→ Text segment:
============================================================

Needless to say, what the kids turned up in the way of collection abundance (college application essay writing) and paucity (career planning advice for a serious female wrestler), datedness (useful guidance for exploring weight control for an adolescent diabetic) and out of age scope coverage (religious conversion) ranged from the expected to the laughable to the frightening. The kids had the role of canaries in the info mine and some of those birds weren't going to be singing much longer.

Since then, at the bitter end of each calendar year, I look ahead to how libraries play a role in my resolving for an improved me in the new year. This turn-of-the-cycle, it's a resolution to act on the good advice, or adopt the commendable insights, of some of the librarians I know:

From Michael Cart, I learned years ago to be a readers' advisor anywhere anytime. In 2013, I resolve to listen to more book talkers and follow through on their suggestions, instead of hewing so closely to my abundant assignments and what strikes me in print reviews.

From a cooperative project between the human resources officer and some union members, Berkeley Public Library experimented with a staff walking program that involved local scavenger hunt style inspirations and the opportunity to learn Twitter to report sighting the week's target. In 2013, I resolve to act on "lifelong learning" including  physical as well as intellectual renewal.

============================================================

→ Dataset excerpts:
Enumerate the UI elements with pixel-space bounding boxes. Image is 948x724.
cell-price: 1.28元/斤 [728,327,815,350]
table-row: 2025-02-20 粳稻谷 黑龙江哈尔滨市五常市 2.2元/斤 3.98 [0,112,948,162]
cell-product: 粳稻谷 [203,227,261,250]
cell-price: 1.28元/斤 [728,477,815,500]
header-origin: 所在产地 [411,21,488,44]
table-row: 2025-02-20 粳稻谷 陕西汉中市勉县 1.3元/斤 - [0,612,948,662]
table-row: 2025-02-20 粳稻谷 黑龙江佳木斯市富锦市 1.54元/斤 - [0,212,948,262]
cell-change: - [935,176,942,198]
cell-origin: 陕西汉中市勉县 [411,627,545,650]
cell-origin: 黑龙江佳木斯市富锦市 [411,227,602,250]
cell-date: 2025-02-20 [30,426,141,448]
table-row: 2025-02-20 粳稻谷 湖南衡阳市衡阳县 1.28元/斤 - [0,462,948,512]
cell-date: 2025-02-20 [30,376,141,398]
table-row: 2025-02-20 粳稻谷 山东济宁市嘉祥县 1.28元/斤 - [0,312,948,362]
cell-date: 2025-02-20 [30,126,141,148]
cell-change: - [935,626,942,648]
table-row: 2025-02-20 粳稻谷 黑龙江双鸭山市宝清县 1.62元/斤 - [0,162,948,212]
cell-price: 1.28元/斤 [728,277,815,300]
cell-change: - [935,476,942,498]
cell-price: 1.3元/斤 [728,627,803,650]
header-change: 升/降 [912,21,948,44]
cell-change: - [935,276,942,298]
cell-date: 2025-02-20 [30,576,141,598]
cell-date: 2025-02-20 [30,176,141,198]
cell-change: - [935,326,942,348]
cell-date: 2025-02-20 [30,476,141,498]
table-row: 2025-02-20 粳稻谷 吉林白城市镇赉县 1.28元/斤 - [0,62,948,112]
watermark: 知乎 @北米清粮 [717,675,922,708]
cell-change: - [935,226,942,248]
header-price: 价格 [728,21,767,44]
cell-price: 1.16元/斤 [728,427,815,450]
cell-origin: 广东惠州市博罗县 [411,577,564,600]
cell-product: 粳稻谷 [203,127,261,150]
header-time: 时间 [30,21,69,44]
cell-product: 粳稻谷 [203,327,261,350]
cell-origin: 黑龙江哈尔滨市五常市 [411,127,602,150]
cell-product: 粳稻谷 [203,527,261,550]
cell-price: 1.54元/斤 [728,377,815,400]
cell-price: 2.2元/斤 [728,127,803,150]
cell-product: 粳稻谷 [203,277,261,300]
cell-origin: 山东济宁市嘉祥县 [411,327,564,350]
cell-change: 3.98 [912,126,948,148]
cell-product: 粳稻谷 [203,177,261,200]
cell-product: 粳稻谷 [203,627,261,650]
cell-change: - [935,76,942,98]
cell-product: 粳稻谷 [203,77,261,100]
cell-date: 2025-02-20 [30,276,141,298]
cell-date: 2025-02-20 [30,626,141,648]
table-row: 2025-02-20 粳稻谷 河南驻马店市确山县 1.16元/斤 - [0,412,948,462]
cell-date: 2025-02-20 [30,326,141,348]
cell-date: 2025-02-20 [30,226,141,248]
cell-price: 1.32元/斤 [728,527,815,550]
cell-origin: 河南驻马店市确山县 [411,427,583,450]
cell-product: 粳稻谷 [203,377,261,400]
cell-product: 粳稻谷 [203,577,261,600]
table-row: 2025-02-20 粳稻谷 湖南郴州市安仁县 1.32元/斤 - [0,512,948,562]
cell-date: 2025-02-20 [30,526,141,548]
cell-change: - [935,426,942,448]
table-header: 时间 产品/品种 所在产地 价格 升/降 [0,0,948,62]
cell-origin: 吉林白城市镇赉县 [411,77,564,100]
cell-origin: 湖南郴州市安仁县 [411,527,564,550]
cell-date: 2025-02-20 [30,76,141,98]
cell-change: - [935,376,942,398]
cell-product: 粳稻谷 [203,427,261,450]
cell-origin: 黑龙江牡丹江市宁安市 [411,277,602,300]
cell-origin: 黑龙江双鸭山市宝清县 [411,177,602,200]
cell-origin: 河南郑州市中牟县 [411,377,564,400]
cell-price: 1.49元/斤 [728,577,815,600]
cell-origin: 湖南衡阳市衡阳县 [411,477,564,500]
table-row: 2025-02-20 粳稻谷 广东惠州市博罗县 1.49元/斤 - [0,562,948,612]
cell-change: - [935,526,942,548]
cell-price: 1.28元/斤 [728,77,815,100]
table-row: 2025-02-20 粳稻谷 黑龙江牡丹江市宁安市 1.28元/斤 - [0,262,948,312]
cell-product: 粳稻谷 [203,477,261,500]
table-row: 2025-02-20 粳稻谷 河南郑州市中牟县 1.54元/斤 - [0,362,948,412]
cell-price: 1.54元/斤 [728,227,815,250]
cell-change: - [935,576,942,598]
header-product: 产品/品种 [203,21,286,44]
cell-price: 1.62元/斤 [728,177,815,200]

============================================================

→ Task description:
Continue the piece on New Year's resolutions inspired by librarians, starting after its last sentence.

→ Task answer:
Ryan Deschamps, a librarian I was lucky enough to meet during my short stint in   Nova Scotia, used his double degree--MLIS combined with a master in public administration--to feed and nurture his care for community, rather than as a boost up a corporate or civic ladder. In 2013, I resolve to continue to explore who needs what and where and how to smooth access to information, innovation and imagination.

And finally, a librarian with whom I worked for years, amidst all those comings and goings of teen workers, has the perfect response for someone who can't quite pull off what they had hoped just now: "Well, every day's a new day." And so, in 2013, I resolve to have 365 new days.